(Items from a data source)
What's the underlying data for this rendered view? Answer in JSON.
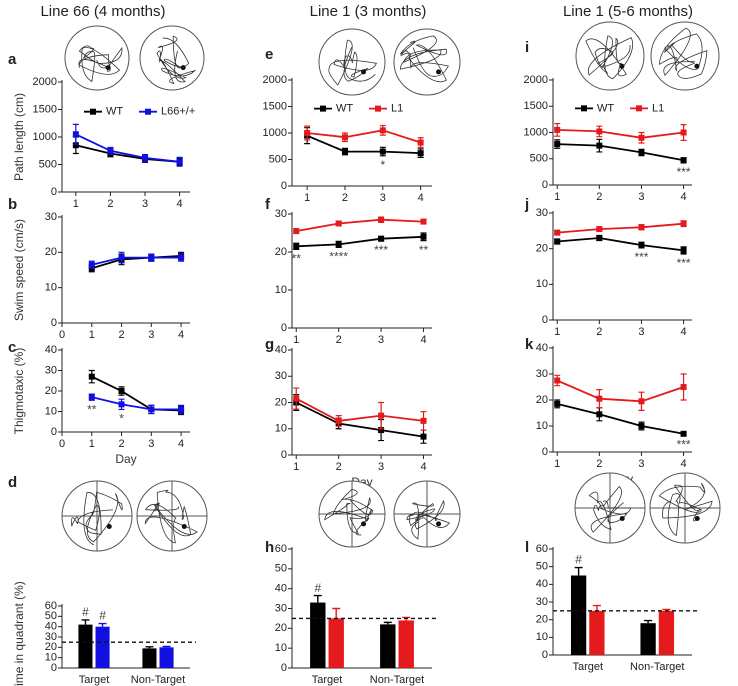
{
  "chart_data": [
    {
      "type": "line",
      "panel": "a",
      "title": "Line 66 (4 months)",
      "ylabel": "Path length (cm)",
      "x": [
        1,
        2,
        3,
        4
      ],
      "series": [
        {
          "name": "WT",
          "color": "#000000",
          "values": [
            850,
            700,
            600,
            550
          ],
          "errors": [
            150,
            60,
            60,
            60
          ]
        },
        {
          "name": "L66+/+",
          "color": "#1010e0",
          "values": [
            1050,
            750,
            620,
            550
          ],
          "errors": [
            180,
            60,
            60,
            80
          ]
        }
      ],
      "xlim": [
        0.6,
        4.3
      ],
      "ylim": [
        0,
        2000
      ],
      "xticks": [
        1,
        2,
        3,
        4
      ],
      "yticks": [
        0,
        500,
        1000,
        1500,
        2000
      ],
      "legend": true,
      "annotations": []
    },
    {
      "type": "line",
      "panel": "b",
      "ylabel": "Swim speed (cm/s)",
      "x": [
        1,
        2,
        3,
        4
      ],
      "series": [
        {
          "name": "WT",
          "color": "#000000",
          "values": [
            15.5,
            18,
            18.5,
            19
          ],
          "errors": [
            1,
            1.5,
            1,
            1
          ]
        },
        {
          "name": "L66+/+",
          "color": "#1010e0",
          "values": [
            16.5,
            18.5,
            18.5,
            18.5
          ],
          "errors": [
            1,
            1.5,
            1,
            1
          ]
        }
      ],
      "xlim": [
        0,
        4.3
      ],
      "ylim": [
        0,
        30
      ],
      "xticks": [
        0,
        1,
        2,
        3,
        4
      ],
      "yticks": [
        0,
        10,
        20,
        30
      ],
      "legend": false,
      "annotations": []
    },
    {
      "type": "line",
      "panel": "c",
      "ylabel": "Thigmotaxic (%)",
      "xlabel": "Day",
      "x": [
        1,
        2,
        3,
        4
      ],
      "series": [
        {
          "name": "WT",
          "color": "#000000",
          "values": [
            27,
            20,
            11,
            10.5
          ],
          "errors": [
            3,
            2,
            2,
            2
          ]
        },
        {
          "name": "L66+/+",
          "color": "#1010e0",
          "values": [
            17,
            13.5,
            11,
            11
          ],
          "errors": [
            1.5,
            2.5,
            2,
            2
          ]
        }
      ],
      "xlim": [
        0,
        4.3
      ],
      "ylim": [
        0,
        40
      ],
      "xticks": [
        0,
        1,
        2,
        3,
        4
      ],
      "yticks": [
        0,
        10,
        20,
        30,
        40
      ],
      "legend": false,
      "annotations": [
        {
          "text": "**",
          "x": 1
        },
        {
          "text": "*",
          "x": 2
        }
      ]
    },
    {
      "type": "bar",
      "panel": "d",
      "ylabel": "Time in quadrant (%)",
      "categories": [
        "Target",
        "Non-Target"
      ],
      "series": [
        {
          "name": "WT",
          "color": "#000000",
          "values": [
            42,
            19
          ],
          "errors": [
            4.5,
            1.5
          ]
        },
        {
          "name": "L66+/+",
          "color": "#1010e0",
          "values": [
            40,
            20
          ],
          "errors": [
            3,
            0.8
          ]
        }
      ],
      "ylim": [
        0,
        60
      ],
      "yticks": [
        0,
        10,
        20,
        30,
        40,
        50,
        60
      ],
      "reference_line": 25,
      "annotations": [
        {
          "text": "#",
          "category": "Target",
          "series": "WT"
        },
        {
          "text": "#",
          "category": "Target",
          "series": "L66+/+"
        }
      ]
    },
    {
      "type": "line",
      "panel": "e",
      "title": "Line 1 (3 months)",
      "x": [
        1,
        2,
        3,
        4
      ],
      "series": [
        {
          "name": "WT",
          "color": "#000000",
          "values": [
            950,
            650,
            650,
            620
          ],
          "errors": [
            150,
            60,
            80,
            80
          ]
        },
        {
          "name": "L1",
          "color": "#e41a1c",
          "values": [
            1000,
            920,
            1050,
            820
          ],
          "errors": [
            130,
            80,
            90,
            90
          ]
        }
      ],
      "xlim": [
        0.6,
        4.3
      ],
      "ylim": [
        0,
        2000
      ],
      "xticks": [
        1,
        2,
        3,
        4
      ],
      "yticks": [
        0,
        500,
        1000,
        1500,
        2000
      ],
      "legend": true,
      "annotations": [
        {
          "text": "*",
          "x": 3
        }
      ]
    },
    {
      "type": "line",
      "panel": "f",
      "x": [
        1,
        2,
        3,
        4
      ],
      "series": [
        {
          "name": "WT",
          "color": "#000000",
          "values": [
            21.5,
            22,
            23.5,
            24
          ],
          "errors": [
            0.8,
            0.8,
            0.6,
            1
          ]
        },
        {
          "name": "L1",
          "color": "#e41a1c",
          "values": [
            25.5,
            27.5,
            28.5,
            28
          ],
          "errors": [
            0.6,
            0.6,
            0.7,
            0.6
          ]
        }
      ],
      "xlim": [
        0.9,
        4.2
      ],
      "ylim": [
        0,
        30
      ],
      "xticks": [
        1,
        2,
        3,
        4
      ],
      "yticks": [
        0,
        10,
        20,
        30
      ],
      "legend": false,
      "annotations": [
        {
          "text": "**",
          "x": 1
        },
        {
          "text": "****",
          "x": 2
        },
        {
          "text": "***",
          "x": 3
        },
        {
          "text": "**",
          "x": 4
        }
      ]
    },
    {
      "type": "line",
      "panel": "g",
      "xlabel": "Day",
      "x": [
        1,
        2,
        3,
        4
      ],
      "series": [
        {
          "name": "WT",
          "color": "#000000",
          "values": [
            20,
            12,
            9.5,
            7
          ],
          "errors": [
            3,
            2,
            4,
            2.5
          ]
        },
        {
          "name": "L1",
          "color": "#e41a1c",
          "values": [
            21.5,
            13,
            15,
            13
          ],
          "errors": [
            4,
            2,
            5,
            3.5
          ]
        }
      ],
      "xlim": [
        0.9,
        4.2
      ],
      "ylim": [
        0,
        40
      ],
      "xticks": [
        1,
        2,
        3,
        4
      ],
      "yticks": [
        0,
        10,
        20,
        30,
        40
      ],
      "legend": false,
      "annotations": []
    },
    {
      "type": "bar",
      "panel": "h",
      "categories": [
        "Target",
        "Non-Target"
      ],
      "series": [
        {
          "name": "WT",
          "color": "#000000",
          "values": [
            33,
            22
          ],
          "errors": [
            3.5,
            1
          ]
        },
        {
          "name": "L1",
          "color": "#e41a1c",
          "values": [
            25,
            24
          ],
          "errors": [
            5,
            1.5
          ]
        }
      ],
      "ylim": [
        0,
        60
      ],
      "yticks": [
        0,
        10,
        20,
        30,
        40,
        50,
        60
      ],
      "reference_line": 25,
      "annotations": [
        {
          "text": "#",
          "category": "Target",
          "series": "WT"
        }
      ]
    },
    {
      "type": "line",
      "panel": "i",
      "title": "Line 1 (5-6 months)",
      "x": [
        1,
        2,
        3,
        4
      ],
      "series": [
        {
          "name": "WT",
          "color": "#000000",
          "values": [
            780,
            750,
            620,
            470
          ],
          "errors": [
            80,
            120,
            60,
            50
          ]
        },
        {
          "name": "L1",
          "color": "#e41a1c",
          "values": [
            1050,
            1020,
            900,
            1000
          ],
          "errors": [
            120,
            100,
            100,
            150
          ]
        }
      ],
      "xlim": [
        0.9,
        4.2
      ],
      "ylim": [
        0,
        2000
      ],
      "xticks": [
        1,
        2,
        3,
        4
      ],
      "yticks": [
        0,
        500,
        1000,
        1500,
        2000
      ],
      "legend": true,
      "annotations": [
        {
          "text": "***",
          "x": 4
        }
      ]
    },
    {
      "type": "line",
      "panel": "j",
      "x": [
        1,
        2,
        3,
        4
      ],
      "series": [
        {
          "name": "WT",
          "color": "#000000",
          "values": [
            22,
            23,
            21,
            19.5
          ],
          "errors": [
            0.7,
            0.7,
            0.8,
            1
          ]
        },
        {
          "name": "L1",
          "color": "#e41a1c",
          "values": [
            24.5,
            25.5,
            26,
            27
          ],
          "errors": [
            0.5,
            0.6,
            0.7,
            0.8
          ]
        }
      ],
      "xlim": [
        0.9,
        4.2
      ],
      "ylim": [
        0,
        30
      ],
      "xticks": [
        1,
        2,
        3,
        4
      ],
      "yticks": [
        0,
        10,
        20,
        30
      ],
      "legend": false,
      "annotations": [
        {
          "text": "***",
          "x": 3
        },
        {
          "text": "***",
          "x": 4
        }
      ]
    },
    {
      "type": "line",
      "panel": "k",
      "xlabel": "Day",
      "x": [
        1,
        2,
        3,
        4
      ],
      "series": [
        {
          "name": "WT",
          "color": "#000000",
          "values": [
            18.5,
            14.5,
            10,
            7
          ],
          "errors": [
            1.5,
            2.5,
            1.5,
            0.5
          ]
        },
        {
          "name": "L1",
          "color": "#e41a1c",
          "values": [
            27.5,
            20.5,
            19.5,
            25
          ],
          "errors": [
            2,
            3.5,
            3.5,
            5
          ]
        }
      ],
      "xlim": [
        0.9,
        4.2
      ],
      "ylim": [
        0,
        40
      ],
      "xticks": [
        1,
        2,
        3,
        4
      ],
      "yticks": [
        0,
        10,
        20,
        30,
        40
      ],
      "legend": false,
      "annotations": [
        {
          "text": "***",
          "x": 4
        }
      ]
    },
    {
      "type": "bar",
      "panel": "l",
      "categories": [
        "Target",
        "Non-Target"
      ],
      "series": [
        {
          "name": "WT",
          "color": "#000000",
          "values": [
            45,
            18
          ],
          "errors": [
            4.5,
            1.5
          ]
        },
        {
          "name": "L1",
          "color": "#e41a1c",
          "values": [
            25,
            25
          ],
          "errors": [
            3,
            0.8
          ]
        }
      ],
      "ylim": [
        0,
        60
      ],
      "yticks": [
        0,
        10,
        20,
        30,
        40,
        50,
        60
      ],
      "reference_line": 25,
      "annotations": [
        {
          "text": "#",
          "category": "Target",
          "series": "WT"
        }
      ]
    }
  ]
}
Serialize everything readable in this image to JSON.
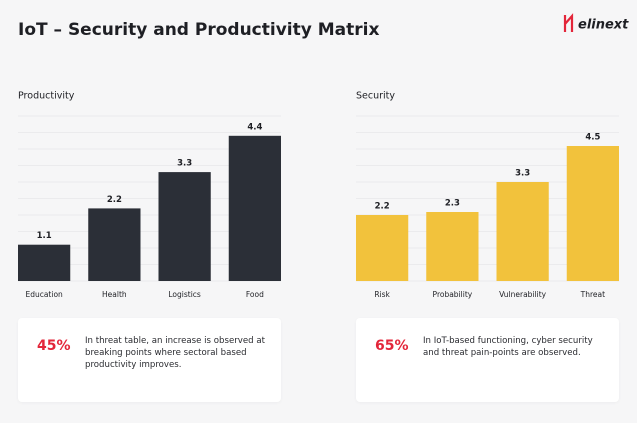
{
  "title": "IoT – Security and Productivity Matrix",
  "logo": "elinext",
  "chart_data": [
    {
      "type": "bar",
      "title": "Productivity",
      "categories": [
        "Education",
        "Health",
        "Logistics",
        "Food"
      ],
      "values": [
        1.1,
        2.2,
        3.3,
        4.4
      ],
      "color": "#2b2f37",
      "ylim": [
        0,
        5
      ],
      "grid": true,
      "callout": {
        "figure": {
          "value": 45,
          "label": "45%"
        },
        "text": "In threat table, an increase is observed at breaking points where sectoral based productivity improves."
      }
    },
    {
      "type": "bar",
      "title": "Security",
      "categories": [
        "Risk",
        "Probability",
        "Vulnerability",
        "Threat"
      ],
      "values": [
        2.2,
        2.3,
        3.3,
        4.5
      ],
      "color": "#f2c23c",
      "ylim": [
        0,
        5.5
      ],
      "grid": true,
      "callout": {
        "figure": {
          "value": 65,
          "label": "65%"
        },
        "text": "In IoT-based functioning, cyber security and threat pain-points are observed."
      }
    }
  ]
}
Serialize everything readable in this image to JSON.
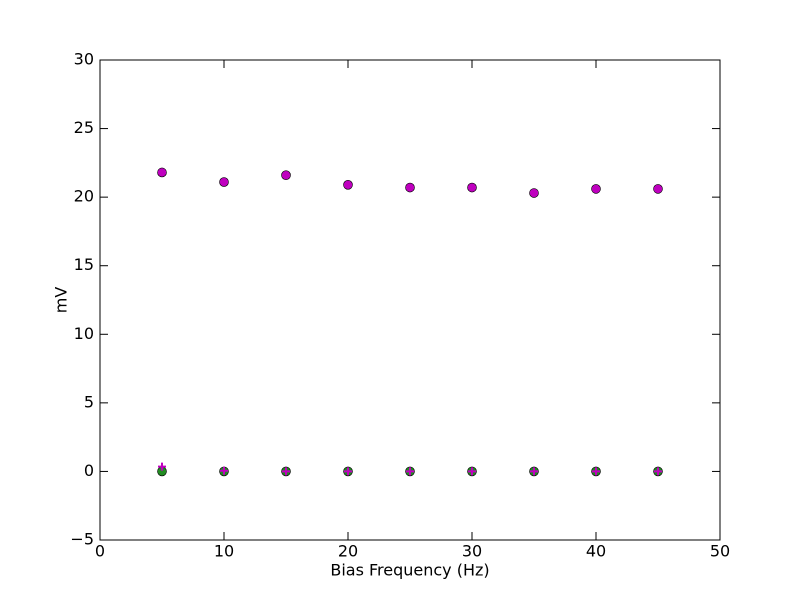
{
  "chart_data": {
    "type": "scatter",
    "x_label": "Bias Frequency (Hz)",
    "y_label": "mV",
    "x": [
      5,
      10,
      15,
      20,
      25,
      30,
      35,
      40,
      45
    ],
    "series": [
      {
        "color": "#bf00bf",
        "marker": "circle",
        "values": [
          21.8,
          21.1,
          21.6,
          20.9,
          20.7,
          20.7,
          20.3,
          20.6,
          20.6
        ]
      },
      {
        "color": "#228b22",
        "marker": "circle",
        "values": [
          0.0,
          0.0,
          0.0,
          0.0,
          0.0,
          0.0,
          0.0,
          0.0,
          0.0
        ]
      },
      {
        "color": "#bf00bf",
        "marker": "plus",
        "values": [
          0.35,
          0.05,
          0.0,
          0.0,
          0.0,
          0.0,
          0.0,
          0.0,
          0.0
        ]
      }
    ],
    "xlim": [
      0,
      50
    ],
    "xticks": [
      0,
      10,
      20,
      30,
      40,
      50
    ],
    "ylim": [
      -5,
      30
    ],
    "yticks": [
      {
        "value": -5,
        "label": "−5"
      },
      0,
      5,
      10,
      15,
      20,
      25,
      30
    ],
    "grid": false
  }
}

■ **PROBLEM STATEMENT**
Collect the lines of the data that carry the word "ylabel".

■ **RESPONSE**
      "ylabel": "Path length (cm)",
      "ylabel": "Swim speed (cm/s)",
      "ylabel": "Thigmotaxic (%)",
      "ylabel": "Time in quadrant (%)",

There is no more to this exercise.